* DOCUMENT SECTION:
Content starts

USING BIOTURBATION TO EVALUATE PALEOREDOX CONDITIONS AND IDENTIFY CYCLICITY IN THE MIDDLE DEVONIAN GENESEO FORMATION OF NEW YORK

Middle to Upper Devonian black shales of the Catskill deltaic complex have been intensively studied to better understand the relative influence of sea-level fluctuations and paleoredox conditions on cyclic sedimentation, and formation of laterally extensive black shales in the eastern U.S.

The Middle Devonian Geneseo Formation of New York is composed of black and dark gray shales that are interbedded with concretionary carbonates and siltstone beds in the upper portion. Standard depositional models for promoting organic-matter preservation in the Geneseo Formation call on a major transgression (the Taghanic Onlap) to induce sediment starvation and a stratified anoxic-euxinic water column.

Detailed core description and optical petrography was used to derive depositional parameters and ichnofacies. The lower Geneseo Formation consists of organic-rich banded black shales that macroscopically appears to lack bioturbation. Cryptic bioturbation, however, is clearly visible on polished slabs and in thin sections. Upsection, the lower Geneseo Formation exhibits several dark gray to black shale coarsening upwards cycles. Further, dark gray mudstones are observed in the uppermost portion of the lower Geneseo Formation, that contain wave and current ripples and display an increase in macroscopically visible bioturbation, biodeformational structures, and escape traces. A silt-rich muddy concretionary carbonate unit (Fir Tree Member) is found in the middle Geneseo Formation. It contains three coarsening upwards cycles with increasing bioturbation intensity towards the top of each consecutive cycle. The upper Geneseo Formation is comprised of dark gray to gray silty mudstones that show abundant wave and current ripples. Upsection the bioturbation intensity and silt content increases.

Globally, the time interval represented by the Geneseo Formation indicates continuous eustatic sea-level rise, but the sedimentary record in New York suggests two separate aggradational-progradational cycles, with a general shallowing upsection as the shoreline migrated basinward. As sedimentation filled previously generated accommodation, rapid shallowing led to increasing energy levels and oxygenation, and caused an upwards decrease in TOC due to the combined effects of dilution and increasing consumption.

Content ends

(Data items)
Content starts

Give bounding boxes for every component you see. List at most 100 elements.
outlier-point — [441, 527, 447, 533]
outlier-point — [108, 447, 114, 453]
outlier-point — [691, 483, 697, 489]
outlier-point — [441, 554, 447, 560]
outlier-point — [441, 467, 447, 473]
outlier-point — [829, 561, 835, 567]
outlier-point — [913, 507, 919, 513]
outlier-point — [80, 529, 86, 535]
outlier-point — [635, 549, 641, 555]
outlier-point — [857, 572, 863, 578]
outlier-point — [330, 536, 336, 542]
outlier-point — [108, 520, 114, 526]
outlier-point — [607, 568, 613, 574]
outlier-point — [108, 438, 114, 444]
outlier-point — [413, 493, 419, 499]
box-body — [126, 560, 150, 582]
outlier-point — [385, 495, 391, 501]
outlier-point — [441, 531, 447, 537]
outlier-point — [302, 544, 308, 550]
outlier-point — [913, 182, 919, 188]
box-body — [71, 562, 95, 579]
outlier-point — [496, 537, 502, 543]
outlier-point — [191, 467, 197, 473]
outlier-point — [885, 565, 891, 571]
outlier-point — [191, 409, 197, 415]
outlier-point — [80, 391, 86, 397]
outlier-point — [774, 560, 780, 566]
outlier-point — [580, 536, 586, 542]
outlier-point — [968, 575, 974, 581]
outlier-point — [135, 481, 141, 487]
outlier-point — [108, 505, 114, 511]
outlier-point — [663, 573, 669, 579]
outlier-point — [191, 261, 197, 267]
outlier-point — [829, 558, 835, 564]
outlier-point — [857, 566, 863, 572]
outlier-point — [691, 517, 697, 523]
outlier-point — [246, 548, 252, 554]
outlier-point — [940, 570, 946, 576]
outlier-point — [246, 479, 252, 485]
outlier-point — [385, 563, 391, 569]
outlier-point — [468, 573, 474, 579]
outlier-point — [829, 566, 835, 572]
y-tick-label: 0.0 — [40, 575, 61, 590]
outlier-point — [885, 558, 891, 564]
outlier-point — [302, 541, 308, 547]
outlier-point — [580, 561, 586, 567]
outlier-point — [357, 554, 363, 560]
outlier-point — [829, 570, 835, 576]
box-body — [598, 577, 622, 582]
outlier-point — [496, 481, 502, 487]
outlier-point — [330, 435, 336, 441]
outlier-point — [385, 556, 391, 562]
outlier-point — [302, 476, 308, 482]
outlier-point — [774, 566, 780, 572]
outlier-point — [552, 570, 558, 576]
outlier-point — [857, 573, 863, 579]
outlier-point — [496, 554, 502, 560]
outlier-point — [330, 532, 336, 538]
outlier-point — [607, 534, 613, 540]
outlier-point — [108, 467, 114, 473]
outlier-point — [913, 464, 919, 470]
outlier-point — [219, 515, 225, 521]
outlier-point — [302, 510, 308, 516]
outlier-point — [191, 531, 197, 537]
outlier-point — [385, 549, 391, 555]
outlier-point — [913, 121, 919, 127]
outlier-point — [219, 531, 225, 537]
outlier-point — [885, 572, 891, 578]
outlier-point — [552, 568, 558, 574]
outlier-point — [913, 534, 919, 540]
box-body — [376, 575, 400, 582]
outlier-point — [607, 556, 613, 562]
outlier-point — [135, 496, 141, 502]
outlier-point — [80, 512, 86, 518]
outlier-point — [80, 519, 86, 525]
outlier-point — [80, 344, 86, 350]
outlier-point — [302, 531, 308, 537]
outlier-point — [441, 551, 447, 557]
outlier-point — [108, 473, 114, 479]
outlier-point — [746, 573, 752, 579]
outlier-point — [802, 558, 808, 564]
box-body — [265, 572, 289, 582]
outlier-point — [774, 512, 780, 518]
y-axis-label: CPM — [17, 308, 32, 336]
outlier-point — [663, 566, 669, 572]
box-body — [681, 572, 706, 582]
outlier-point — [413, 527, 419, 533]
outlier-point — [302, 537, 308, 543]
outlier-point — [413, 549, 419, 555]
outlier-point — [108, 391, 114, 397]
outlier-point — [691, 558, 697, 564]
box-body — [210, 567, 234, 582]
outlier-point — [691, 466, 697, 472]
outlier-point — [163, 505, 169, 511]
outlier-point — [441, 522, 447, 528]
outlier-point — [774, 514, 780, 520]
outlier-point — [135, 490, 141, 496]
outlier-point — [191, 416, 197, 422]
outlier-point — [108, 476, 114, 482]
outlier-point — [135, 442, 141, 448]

Content ends

* ACTIONS TO TAKE:
**a)** Extract the passage of the Geneseo Formation text between "Middle to Upper" and "anoxic-euxinic water column.", inclusive.
**b)** Condense the paragraph of the Geneseo Formation text that begins "Globally, the time interval" into a shorter version that keeps its main facts.

* SOLUTIONS IN ORDER:
**a)**
Middle to Upper Devonian black shales of the Catskill deltaic complex have been intensively studied to better understand the relative influence of sea-level fluctuations and paleoredox conditions on cyclic sedimentation, and formation of laterally extensive black shales in the eastern U.S.

The Middle Devonian Geneseo Formation of New York is composed of black and dark gray shales that are interbedded with concretionary carbonates and siltstone beds in the upper portion. Standard depositional models for promoting organic-matter preservation in the Geneseo Formation call on a major transgression (the Taghanic Onlap) to induce sediment starvation and a stratified anoxic-euxinic water column.

**b)** The Geneseo Formation interval records continuous global eustatic sea-level rise. In New York, however, it shows two separate aggradational-progradational cycles, with general upward shallowing as the shoreline migrated basinward. As sediment filled the available accommodation, rapid shallowing raised energy levels and oxygenation. Dilution and increased consumption together caused TOC to decrease upward.